* START *

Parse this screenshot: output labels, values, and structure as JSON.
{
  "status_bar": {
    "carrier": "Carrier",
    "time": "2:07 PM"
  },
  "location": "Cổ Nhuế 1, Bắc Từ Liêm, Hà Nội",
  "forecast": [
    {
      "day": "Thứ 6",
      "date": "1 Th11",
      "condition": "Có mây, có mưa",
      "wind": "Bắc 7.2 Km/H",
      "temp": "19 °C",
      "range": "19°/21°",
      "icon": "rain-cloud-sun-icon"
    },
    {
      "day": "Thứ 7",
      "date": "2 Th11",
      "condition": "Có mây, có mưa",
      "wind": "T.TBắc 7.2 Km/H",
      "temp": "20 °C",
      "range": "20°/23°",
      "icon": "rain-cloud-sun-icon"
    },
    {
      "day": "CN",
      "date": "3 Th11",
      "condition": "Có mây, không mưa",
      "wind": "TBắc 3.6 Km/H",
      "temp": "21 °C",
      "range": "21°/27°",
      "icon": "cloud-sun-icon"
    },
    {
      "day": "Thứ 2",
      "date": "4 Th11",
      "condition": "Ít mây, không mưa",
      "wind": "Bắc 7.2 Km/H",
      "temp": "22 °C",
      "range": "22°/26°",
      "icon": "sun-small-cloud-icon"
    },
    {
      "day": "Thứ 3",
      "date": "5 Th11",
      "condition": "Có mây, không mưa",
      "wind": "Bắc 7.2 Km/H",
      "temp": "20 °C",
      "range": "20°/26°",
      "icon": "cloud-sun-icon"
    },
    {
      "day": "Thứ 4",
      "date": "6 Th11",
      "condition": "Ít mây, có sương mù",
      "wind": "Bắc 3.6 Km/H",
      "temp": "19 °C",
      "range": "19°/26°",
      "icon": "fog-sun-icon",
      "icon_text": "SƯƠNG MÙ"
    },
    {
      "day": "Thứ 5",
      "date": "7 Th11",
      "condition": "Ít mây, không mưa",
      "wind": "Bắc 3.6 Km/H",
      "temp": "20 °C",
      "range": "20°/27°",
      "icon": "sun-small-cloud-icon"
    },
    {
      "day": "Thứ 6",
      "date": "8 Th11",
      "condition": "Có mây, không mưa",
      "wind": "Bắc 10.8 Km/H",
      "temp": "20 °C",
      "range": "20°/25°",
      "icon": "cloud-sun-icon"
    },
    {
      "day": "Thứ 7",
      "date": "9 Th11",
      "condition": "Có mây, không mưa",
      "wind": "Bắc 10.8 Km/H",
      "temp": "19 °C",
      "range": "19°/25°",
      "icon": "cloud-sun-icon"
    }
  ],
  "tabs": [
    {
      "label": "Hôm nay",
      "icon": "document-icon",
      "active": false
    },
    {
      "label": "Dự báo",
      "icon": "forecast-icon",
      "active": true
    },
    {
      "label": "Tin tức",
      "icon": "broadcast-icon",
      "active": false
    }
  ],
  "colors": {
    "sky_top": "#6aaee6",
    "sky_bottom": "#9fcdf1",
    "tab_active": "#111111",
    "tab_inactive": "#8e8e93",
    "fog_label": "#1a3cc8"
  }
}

* END *

Every record above should be output exactly.

Parse this screenshot: output labels, values, and structure as JSON.
{
  "status_bar": {
    "carrier": "Carrier",
    "time": "2:07 PM"
  },
  "location": "Cổ Nhuế 1, Bắc Từ Liêm, Hà Nội",
  "forecast": [
    {
      "day": "Thứ 6",
      "date": "1 Th11",
      "condition": "Có mây, có mưa",
      "wind": "Bắc 7.2 Km/H",
      "temp": "19 °C",
      "range": "19°/21°",
      "icon": "rain-cloud-sun-icon"
    },
    {
      "day": "Thứ 7",
      "date": "2 Th11",
      "condition": "Có mây, có mưa",
      "wind": "T.TBắc 7.2 Km/H",
      "temp": "20 °C",
      "range": "20°/23°",
      "icon": "rain-cloud-sun-icon"
    },
    {
      "day": "CN",
      "date": "3 Th11",
      "condition": "Có mây, không mưa",
      "wind": "TBắc 3.6 Km/H",
      "temp": "21 °C",
      "range": "21°/27°",
      "icon": "cloud-sun-icon"
    },
    {
      "day": "Thứ 2",
      "date": "4 Th11",
      "condition": "Ít mây, không mưa",
      "wind": "Bắc 7.2 Km/H",
      "temp": "22 °C",
      "range": "22°/26°",
      "icon": "sun-small-cloud-icon"
    },
    {
      "day": "Thứ 3",
      "date": "5 Th11",
      "condition": "Có mây, không mưa",
      "wind": "Bắc 7.2 Km/H",
      "temp": "20 °C",
      "range": "20°/26°",
      "icon": "cloud-sun-icon"
    },
    {
      "day": "Thứ 4",
      "date": "6 Th11",
      "condition": "Ít mây, có sương mù",
      "wind": "Bắc 3.6 Km/H",
      "temp": "19 °C",
      "range": "19°/26°",
      "icon": "fog-sun-icon",
      "icon_text": "SƯƠNG MÙ"
    },
    {
      "day": "Thứ 5",
      "date": "7 Th11",
      "condition": "Ít mây, không mưa",
      "wind": "Bắc 3.6 Km/H",
      "temp": "20 °C",
      "range": "20°/27°",
      "icon": "sun-small-cloud-icon"
    },
    {
      "day": "Thứ 6",
      "date": "8 Th11",
      "condition": "Có mây, không mưa",
      "wind": "Bắc 10.8 Km/H",
      "temp": "20 °C",
      "range": "20°/25°",
      "icon": "cloud-sun-icon"
    },
    {
      "day": "Thứ 7",
      "date": "9 Th11",
      "condition": "Có mây, không mưa",
      "wind": "Bắc 10.8 Km/H",
      "temp": "19 °C",
      "range": "19°/25°",
      "icon": "cloud-sun-icon"
    }
  ],
  "tabs": [
    {
      "label": "Hôm nay",
      "icon": "document-icon",
      "active": false
    },
    {
      "label": "Dự báo",
      "icon": "forecast-icon",
      "active": true
    },
    {
      "label": "Tin tức",
      "icon": "broadcast-icon",
      "active": false
    }
  ],
  "colors": {
    "sky_top": "#6aaee6",
    "sky_bottom": "#9fcdf1",
    "tab_active": "#111111",
    "tab_inactive": "#8e8e93",
    "fog_label": "#1a3cc8"
  }
}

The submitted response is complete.